→ **EXERCISE OBJECTIVE**: In the data below, find each line containing the string "trouuer" and return it.

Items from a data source
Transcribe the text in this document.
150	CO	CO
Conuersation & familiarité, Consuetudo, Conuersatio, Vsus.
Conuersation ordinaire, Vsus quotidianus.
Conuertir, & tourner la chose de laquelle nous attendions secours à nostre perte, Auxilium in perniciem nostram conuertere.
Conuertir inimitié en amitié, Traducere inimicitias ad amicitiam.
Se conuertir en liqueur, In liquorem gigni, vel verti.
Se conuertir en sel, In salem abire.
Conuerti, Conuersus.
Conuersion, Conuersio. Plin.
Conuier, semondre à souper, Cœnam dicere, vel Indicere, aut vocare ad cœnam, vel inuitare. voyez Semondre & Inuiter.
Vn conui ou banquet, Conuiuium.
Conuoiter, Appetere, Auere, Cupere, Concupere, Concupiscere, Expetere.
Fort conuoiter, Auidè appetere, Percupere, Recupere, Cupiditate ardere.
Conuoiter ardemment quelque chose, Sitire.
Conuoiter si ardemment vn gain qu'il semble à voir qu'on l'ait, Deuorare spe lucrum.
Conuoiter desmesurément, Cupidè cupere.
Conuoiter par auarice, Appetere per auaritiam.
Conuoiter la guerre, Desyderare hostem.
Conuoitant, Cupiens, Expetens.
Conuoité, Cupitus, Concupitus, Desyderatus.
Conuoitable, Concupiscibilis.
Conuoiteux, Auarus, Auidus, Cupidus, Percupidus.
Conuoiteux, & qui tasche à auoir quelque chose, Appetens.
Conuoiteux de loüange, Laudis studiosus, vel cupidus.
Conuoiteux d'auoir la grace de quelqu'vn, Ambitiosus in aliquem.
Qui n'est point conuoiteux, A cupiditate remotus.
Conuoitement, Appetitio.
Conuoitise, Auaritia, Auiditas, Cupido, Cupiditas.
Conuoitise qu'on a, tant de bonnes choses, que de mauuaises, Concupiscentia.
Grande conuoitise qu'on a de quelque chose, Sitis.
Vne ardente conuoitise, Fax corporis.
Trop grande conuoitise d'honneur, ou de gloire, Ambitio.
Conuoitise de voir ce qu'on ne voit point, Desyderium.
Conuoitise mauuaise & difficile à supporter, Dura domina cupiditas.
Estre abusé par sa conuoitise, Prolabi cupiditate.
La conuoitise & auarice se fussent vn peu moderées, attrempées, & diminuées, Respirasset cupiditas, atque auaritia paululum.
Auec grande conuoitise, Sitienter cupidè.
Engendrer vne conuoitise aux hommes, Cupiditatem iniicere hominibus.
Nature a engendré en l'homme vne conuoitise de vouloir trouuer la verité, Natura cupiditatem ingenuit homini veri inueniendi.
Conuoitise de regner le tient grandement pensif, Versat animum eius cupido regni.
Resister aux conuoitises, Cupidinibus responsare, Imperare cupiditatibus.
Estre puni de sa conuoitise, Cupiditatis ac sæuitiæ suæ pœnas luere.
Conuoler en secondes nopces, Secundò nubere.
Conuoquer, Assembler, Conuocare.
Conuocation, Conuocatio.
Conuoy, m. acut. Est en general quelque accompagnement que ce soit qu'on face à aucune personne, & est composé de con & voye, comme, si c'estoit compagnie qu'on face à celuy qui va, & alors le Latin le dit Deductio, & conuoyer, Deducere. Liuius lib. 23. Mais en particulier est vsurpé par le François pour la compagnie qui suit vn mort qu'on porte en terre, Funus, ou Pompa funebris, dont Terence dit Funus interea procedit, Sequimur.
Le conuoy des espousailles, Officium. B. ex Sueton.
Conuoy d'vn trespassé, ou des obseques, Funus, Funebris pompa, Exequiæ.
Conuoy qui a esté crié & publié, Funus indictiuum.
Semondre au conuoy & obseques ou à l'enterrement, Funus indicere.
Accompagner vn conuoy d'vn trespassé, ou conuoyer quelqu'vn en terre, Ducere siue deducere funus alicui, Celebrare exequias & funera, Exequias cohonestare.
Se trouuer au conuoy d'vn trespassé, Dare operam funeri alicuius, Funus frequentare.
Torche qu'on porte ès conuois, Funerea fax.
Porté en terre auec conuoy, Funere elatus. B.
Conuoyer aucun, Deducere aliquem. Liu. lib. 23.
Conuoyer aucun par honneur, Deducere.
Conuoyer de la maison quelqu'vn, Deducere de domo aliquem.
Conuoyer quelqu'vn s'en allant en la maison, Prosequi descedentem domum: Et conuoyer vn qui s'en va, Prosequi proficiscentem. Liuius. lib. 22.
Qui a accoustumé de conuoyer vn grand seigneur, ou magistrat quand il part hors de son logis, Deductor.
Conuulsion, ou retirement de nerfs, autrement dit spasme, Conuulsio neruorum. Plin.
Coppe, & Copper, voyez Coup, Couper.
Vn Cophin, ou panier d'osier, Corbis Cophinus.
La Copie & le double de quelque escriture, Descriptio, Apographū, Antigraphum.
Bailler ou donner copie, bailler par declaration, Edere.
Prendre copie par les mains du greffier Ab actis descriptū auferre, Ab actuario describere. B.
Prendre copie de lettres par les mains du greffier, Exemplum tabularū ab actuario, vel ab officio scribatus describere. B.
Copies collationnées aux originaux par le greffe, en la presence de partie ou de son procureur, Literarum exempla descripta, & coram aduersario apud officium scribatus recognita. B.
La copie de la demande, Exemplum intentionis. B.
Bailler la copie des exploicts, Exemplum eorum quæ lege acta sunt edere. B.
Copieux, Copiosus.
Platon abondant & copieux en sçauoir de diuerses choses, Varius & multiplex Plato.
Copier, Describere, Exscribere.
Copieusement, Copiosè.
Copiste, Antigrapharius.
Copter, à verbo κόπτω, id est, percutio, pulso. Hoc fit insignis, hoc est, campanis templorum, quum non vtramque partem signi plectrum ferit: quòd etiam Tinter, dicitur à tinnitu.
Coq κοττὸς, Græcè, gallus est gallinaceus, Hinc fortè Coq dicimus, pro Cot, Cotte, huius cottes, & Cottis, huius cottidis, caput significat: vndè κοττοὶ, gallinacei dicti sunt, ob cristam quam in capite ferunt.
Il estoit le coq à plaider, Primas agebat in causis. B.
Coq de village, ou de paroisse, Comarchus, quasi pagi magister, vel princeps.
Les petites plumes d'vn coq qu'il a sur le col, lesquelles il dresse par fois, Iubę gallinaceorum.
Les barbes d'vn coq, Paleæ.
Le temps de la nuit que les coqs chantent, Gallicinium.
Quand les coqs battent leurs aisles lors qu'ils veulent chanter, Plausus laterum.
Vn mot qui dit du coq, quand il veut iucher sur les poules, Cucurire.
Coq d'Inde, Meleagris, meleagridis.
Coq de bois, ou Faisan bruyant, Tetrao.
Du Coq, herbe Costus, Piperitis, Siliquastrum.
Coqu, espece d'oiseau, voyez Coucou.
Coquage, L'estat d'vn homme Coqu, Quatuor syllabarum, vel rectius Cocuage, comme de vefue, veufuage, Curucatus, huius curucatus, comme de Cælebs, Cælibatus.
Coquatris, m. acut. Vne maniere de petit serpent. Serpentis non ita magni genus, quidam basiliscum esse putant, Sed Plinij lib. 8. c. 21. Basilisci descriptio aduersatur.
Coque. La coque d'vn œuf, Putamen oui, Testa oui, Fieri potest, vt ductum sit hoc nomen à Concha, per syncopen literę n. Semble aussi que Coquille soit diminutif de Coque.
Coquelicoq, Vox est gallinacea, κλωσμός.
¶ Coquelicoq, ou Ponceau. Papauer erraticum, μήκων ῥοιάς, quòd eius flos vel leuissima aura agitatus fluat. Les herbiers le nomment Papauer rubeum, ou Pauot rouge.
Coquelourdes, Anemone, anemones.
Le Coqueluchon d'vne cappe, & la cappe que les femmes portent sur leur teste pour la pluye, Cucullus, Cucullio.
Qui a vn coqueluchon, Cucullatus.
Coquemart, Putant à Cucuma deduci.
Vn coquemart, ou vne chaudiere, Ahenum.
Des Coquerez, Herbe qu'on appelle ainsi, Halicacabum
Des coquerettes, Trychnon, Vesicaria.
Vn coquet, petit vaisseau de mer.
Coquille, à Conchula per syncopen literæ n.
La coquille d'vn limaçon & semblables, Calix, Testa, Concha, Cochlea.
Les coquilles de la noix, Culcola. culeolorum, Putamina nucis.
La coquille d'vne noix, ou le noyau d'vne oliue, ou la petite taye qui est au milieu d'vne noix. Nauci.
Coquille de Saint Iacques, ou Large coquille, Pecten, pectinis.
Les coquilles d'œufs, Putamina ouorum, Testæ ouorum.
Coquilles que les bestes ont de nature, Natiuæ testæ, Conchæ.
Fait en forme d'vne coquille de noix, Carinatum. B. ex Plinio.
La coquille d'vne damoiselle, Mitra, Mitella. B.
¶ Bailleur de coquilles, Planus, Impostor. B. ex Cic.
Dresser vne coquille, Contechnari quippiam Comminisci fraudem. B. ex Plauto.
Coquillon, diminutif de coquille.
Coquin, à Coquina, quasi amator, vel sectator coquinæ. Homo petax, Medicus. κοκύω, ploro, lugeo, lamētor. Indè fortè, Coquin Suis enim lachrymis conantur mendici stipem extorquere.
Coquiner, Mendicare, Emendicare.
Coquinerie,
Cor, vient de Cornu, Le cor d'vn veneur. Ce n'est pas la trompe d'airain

→ **SOLUTION TO THIS PROBLEM**:
Nature a engendré en l'homme vne conuoitise de vouloir trouuer la verité, Natura cupiditatem ingenuit homini veri inueniendi.
Se trouuer au conuoy d'vn trespassé, Dare operam funeri alicuius, Funus frequentare.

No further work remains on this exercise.